» **DATA TO USE**
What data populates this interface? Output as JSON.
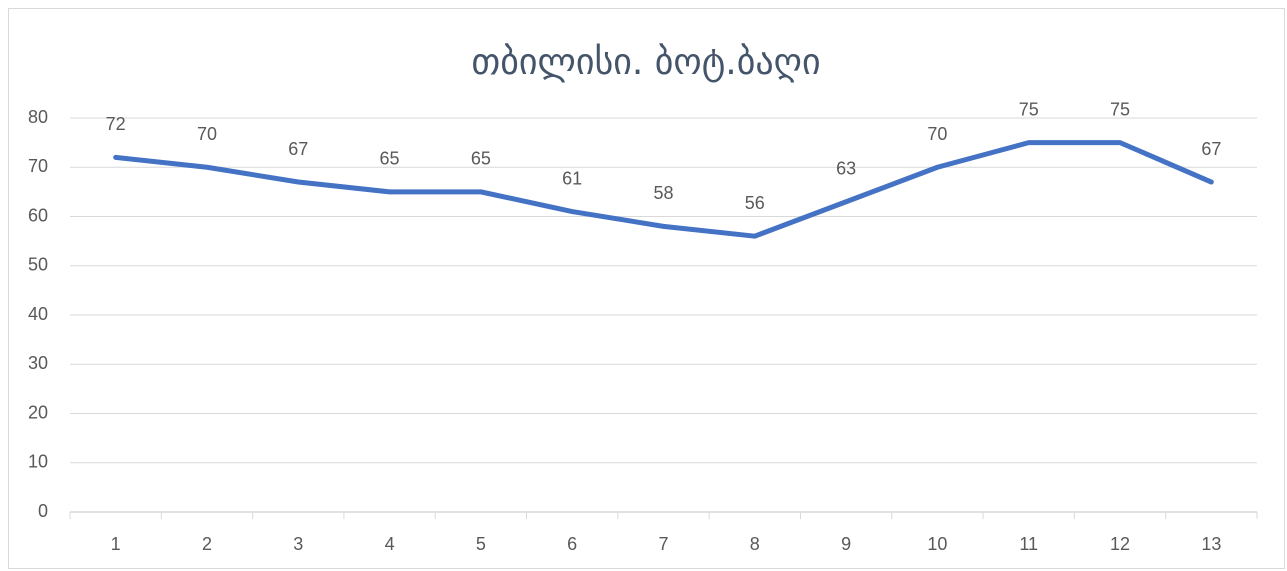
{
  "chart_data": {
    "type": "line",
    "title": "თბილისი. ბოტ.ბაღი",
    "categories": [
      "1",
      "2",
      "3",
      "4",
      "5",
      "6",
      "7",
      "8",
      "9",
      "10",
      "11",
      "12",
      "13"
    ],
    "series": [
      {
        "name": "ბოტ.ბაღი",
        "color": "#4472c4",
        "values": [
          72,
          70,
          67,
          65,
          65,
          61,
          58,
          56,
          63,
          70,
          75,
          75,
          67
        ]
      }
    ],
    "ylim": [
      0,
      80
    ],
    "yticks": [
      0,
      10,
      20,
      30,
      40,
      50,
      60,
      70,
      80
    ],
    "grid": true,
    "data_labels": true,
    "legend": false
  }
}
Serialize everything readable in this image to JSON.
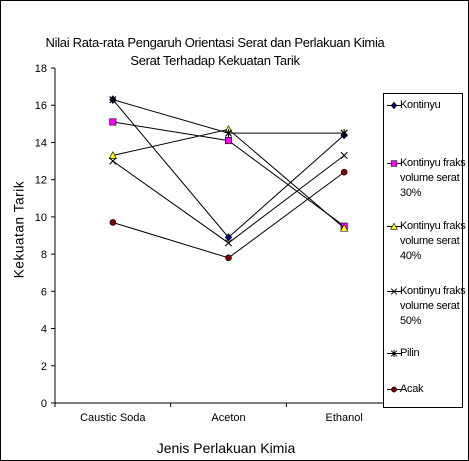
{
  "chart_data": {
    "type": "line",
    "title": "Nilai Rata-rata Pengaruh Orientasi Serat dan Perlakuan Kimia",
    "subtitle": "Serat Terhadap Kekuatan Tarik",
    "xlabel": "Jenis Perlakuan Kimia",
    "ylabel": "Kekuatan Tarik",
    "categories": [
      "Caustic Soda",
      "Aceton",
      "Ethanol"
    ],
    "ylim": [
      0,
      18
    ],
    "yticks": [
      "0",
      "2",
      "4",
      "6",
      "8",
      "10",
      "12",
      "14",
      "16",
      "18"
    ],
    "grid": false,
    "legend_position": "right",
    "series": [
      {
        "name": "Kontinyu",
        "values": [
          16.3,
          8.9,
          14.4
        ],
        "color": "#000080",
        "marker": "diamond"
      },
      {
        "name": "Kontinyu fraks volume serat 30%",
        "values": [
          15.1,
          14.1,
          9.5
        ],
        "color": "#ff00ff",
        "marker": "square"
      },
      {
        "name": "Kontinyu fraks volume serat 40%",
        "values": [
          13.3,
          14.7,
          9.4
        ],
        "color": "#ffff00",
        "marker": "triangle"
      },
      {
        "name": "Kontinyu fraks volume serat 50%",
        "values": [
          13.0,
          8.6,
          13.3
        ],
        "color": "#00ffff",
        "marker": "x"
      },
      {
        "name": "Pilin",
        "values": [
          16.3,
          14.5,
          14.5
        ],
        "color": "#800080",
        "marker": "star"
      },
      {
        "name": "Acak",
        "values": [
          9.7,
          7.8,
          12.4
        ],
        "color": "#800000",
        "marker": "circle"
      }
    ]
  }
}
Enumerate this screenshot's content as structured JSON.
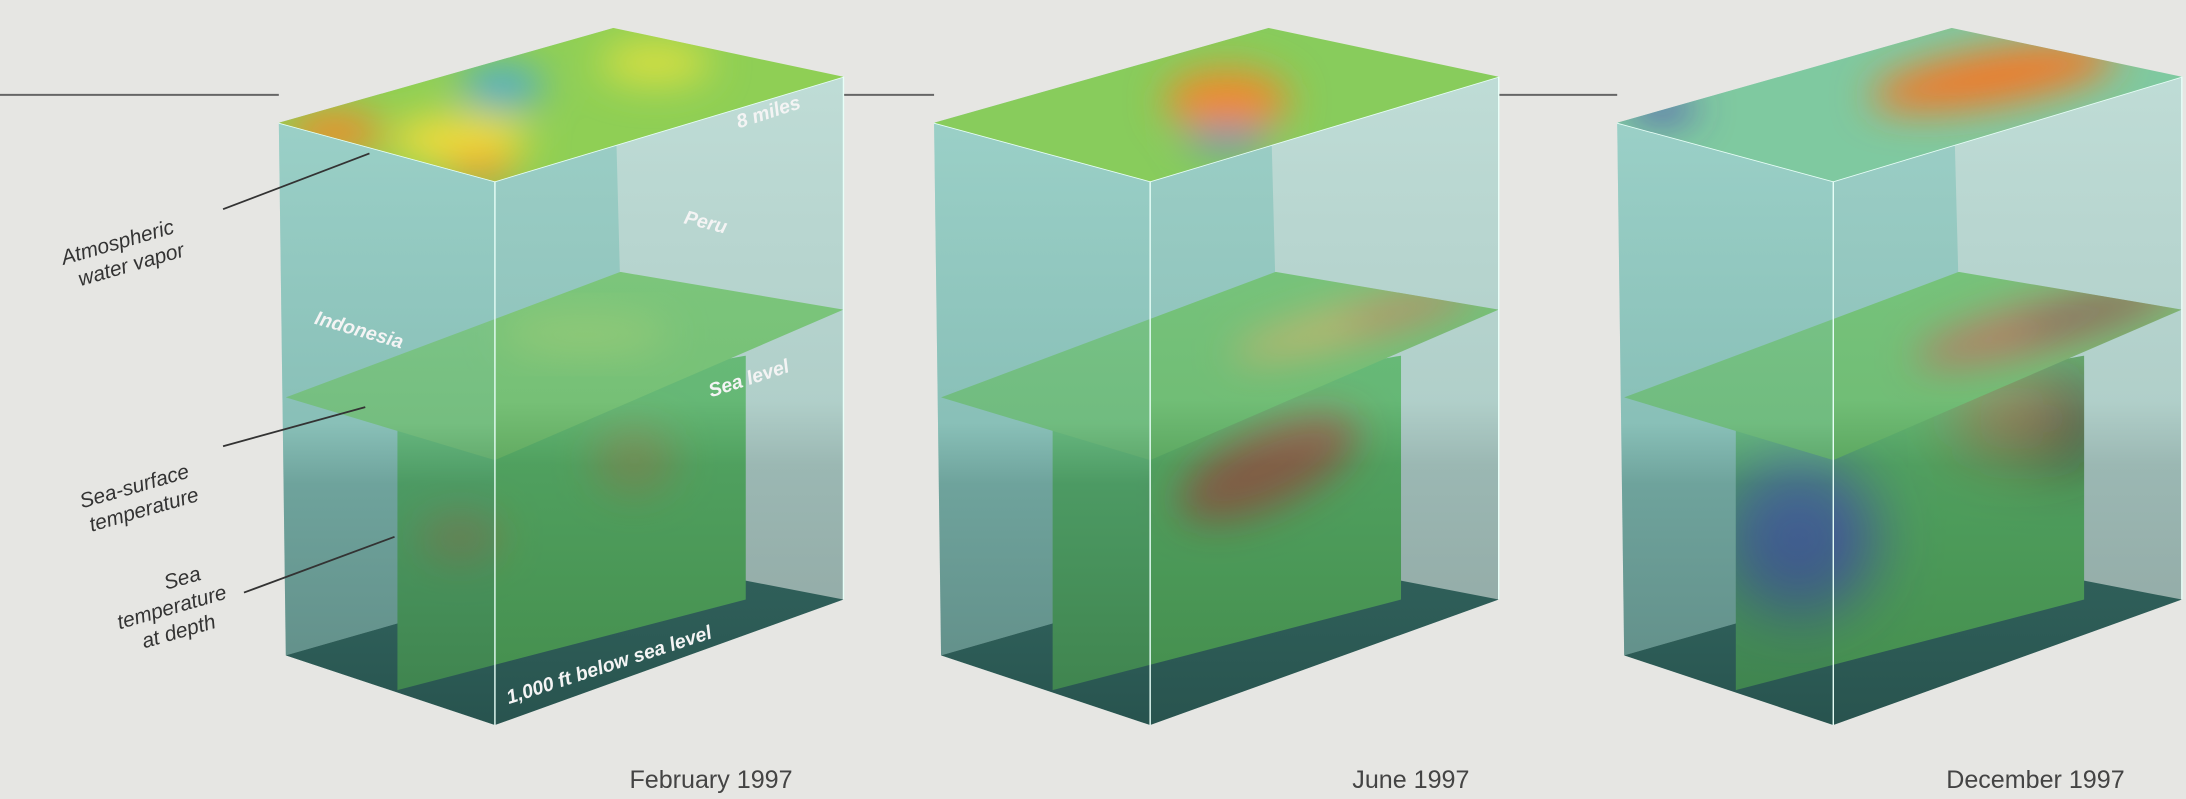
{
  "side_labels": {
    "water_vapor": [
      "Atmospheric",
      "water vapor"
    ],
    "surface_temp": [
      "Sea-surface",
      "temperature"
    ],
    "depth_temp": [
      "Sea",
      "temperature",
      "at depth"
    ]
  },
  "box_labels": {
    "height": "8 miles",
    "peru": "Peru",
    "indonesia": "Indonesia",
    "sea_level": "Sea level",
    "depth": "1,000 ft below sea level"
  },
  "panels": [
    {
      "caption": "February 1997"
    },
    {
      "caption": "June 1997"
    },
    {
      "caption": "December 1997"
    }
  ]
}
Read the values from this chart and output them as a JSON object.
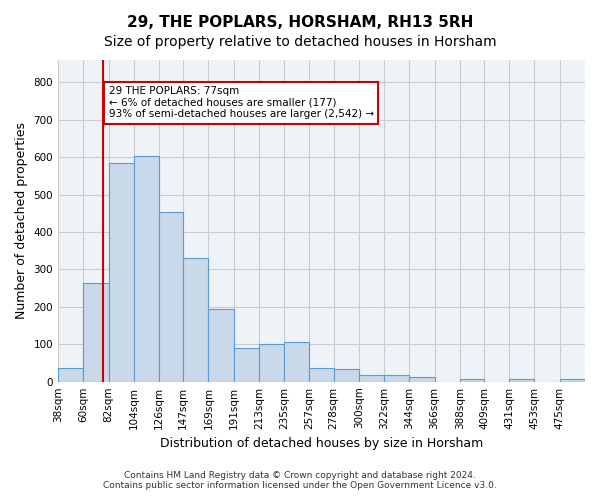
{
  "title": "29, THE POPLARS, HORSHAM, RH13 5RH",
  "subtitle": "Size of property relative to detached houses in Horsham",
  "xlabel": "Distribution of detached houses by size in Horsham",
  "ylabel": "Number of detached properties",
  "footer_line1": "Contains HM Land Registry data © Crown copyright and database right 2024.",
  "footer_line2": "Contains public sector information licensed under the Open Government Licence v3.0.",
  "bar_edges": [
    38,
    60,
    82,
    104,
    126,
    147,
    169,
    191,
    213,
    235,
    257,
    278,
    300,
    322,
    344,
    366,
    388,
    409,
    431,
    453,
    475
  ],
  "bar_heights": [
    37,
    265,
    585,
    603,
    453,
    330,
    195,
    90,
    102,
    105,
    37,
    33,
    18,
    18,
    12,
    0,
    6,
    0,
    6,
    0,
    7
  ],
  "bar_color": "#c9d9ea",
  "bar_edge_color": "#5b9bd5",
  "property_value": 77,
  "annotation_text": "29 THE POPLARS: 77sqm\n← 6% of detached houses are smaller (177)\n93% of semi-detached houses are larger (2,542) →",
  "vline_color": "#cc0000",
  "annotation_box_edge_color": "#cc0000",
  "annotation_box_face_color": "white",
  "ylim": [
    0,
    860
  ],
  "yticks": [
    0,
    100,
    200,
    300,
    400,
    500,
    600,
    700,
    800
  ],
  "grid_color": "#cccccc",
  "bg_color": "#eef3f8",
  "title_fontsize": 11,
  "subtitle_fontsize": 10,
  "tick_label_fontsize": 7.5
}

» **SET TASK**
Pictures excluded, quote all the data above exactly.

» **TASK SOLUTION**
What data populates this interface? Output as JSON.
{
  "chart_data": {
    "type": "line",
    "title": "თბილისი. ბოტ.ბაღი",
    "categories": [
      "1",
      "2",
      "3",
      "4",
      "5",
      "6",
      "7",
      "8",
      "9",
      "10",
      "11",
      "12",
      "13"
    ],
    "series": [
      {
        "name": "ბოტ.ბაღი",
        "color": "#4472c4",
        "values": [
          72,
          70,
          67,
          65,
          65,
          61,
          58,
          56,
          63,
          70,
          75,
          75,
          67
        ]
      }
    ],
    "ylim": [
      0,
      80
    ],
    "yticks": [
      0,
      10,
      20,
      30,
      40,
      50,
      60,
      70,
      80
    ],
    "grid": true,
    "data_labels": true,
    "legend": false
  }
}
Serialize everything readable in this image to JSON.
{
  "chart_data": {
    "type": "line",
    "title": "Nilai Rata-rata Pengaruh Orientasi Serat dan Perlakuan Kimia",
    "subtitle": "Serat Terhadap Kekuatan Tarik",
    "xlabel": "Jenis Perlakuan Kimia",
    "ylabel": "Kekuatan Tarik",
    "categories": [
      "Caustic Soda",
      "Aceton",
      "Ethanol"
    ],
    "ylim": [
      0,
      18
    ],
    "yticks": [
      "0",
      "2",
      "4",
      "6",
      "8",
      "10",
      "12",
      "14",
      "16",
      "18"
    ],
    "grid": false,
    "legend_position": "right",
    "series": [
      {
        "name": "Kontinyu",
        "values": [
          16.3,
          8.9,
          14.4
        ],
        "color": "#000080",
        "marker": "diamond"
      },
      {
        "name": "Kontinyu fraks volume serat 30%",
        "values": [
          15.1,
          14.1,
          9.5
        ],
        "color": "#ff00ff",
        "marker": "square"
      },
      {
        "name": "Kontinyu fraks volume serat 40%",
        "values": [
          13.3,
          14.7,
          9.4
        ],
        "color": "#ffff00",
        "marker": "triangle"
      },
      {
        "name": "Kontinyu fraks volume serat 50%",
        "values": [
          13.0,
          8.6,
          13.3
        ],
        "color": "#00ffff",
        "marker": "x"
      },
      {
        "name": "Pilin",
        "values": [
          16.3,
          14.5,
          14.5
        ],
        "color": "#800080",
        "marker": "star"
      },
      {
        "name": "Acak",
        "values": [
          9.7,
          7.8,
          12.4
        ],
        "color": "#800000",
        "marker": "circle"
      }
    ]
  }
}
Enumerate this screenshot's content as structured JSON.
{
  "side_labels": {
    "water_vapor": [
      "Atmospheric",
      "water vapor"
    ],
    "surface_temp": [
      "Sea-surface",
      "temperature"
    ],
    "depth_temp": [
      "Sea",
      "temperature",
      "at depth"
    ]
  },
  "box_labels": {
    "height": "8 miles",
    "peru": "Peru",
    "indonesia": "Indonesia",
    "sea_level": "Sea level",
    "depth": "1,000 ft below sea level"
  },
  "panels": [
    {
      "caption": "February 1997"
    },
    {
      "caption": "June 1997"
    },
    {
      "caption": "December 1997"
    }
  ]
}
Read the values from this chart and output them as a JSON object.
{
  "title": "29, THE POPLARS, HORSHAM, RH13 5RH",
  "subtitle": "Size of property relative to detached houses in Horsham",
  "xlabel": "Distribution of detached houses by size in Horsham",
  "ylabel": "Number of detached properties",
  "footer_line1": "Contains HM Land Registry data © Crown copyright and database right 2024.",
  "footer_line2": "Contains public sector information licensed under the Open Government Licence v3.0.",
  "bar_edges": [
    38,
    60,
    82,
    104,
    126,
    147,
    169,
    191,
    213,
    235,
    257,
    278,
    300,
    322,
    344,
    366,
    388,
    409,
    431,
    453,
    475
  ],
  "bar_heights": [
    37,
    265,
    585,
    603,
    453,
    330,
    195,
    90,
    102,
    105,
    37,
    33,
    18,
    18,
    12,
    0,
    6,
    0,
    6,
    0,
    7
  ],
  "bar_color": "#c9d9ea",
  "bar_edge_color": "#5b9bd5",
  "property_value": 77,
  "annotation_text": "29 THE POPLARS: 77sqm\n← 6% of detached houses are smaller (177)\n93% of semi-detached houses are larger (2,542) →",
  "vline_color": "#cc0000",
  "annotation_box_edge_color": "#cc0000",
  "annotation_box_face_color": "white",
  "ylim": [
    0,
    860
  ],
  "yticks": [
    0,
    100,
    200,
    300,
    400,
    500,
    600,
    700,
    800
  ],
  "grid_color": "#cccccc",
  "bg_color": "#eef3f8",
  "title_fontsize": 11,
  "subtitle_fontsize": 10,
  "tick_label_fontsize": 7.5
}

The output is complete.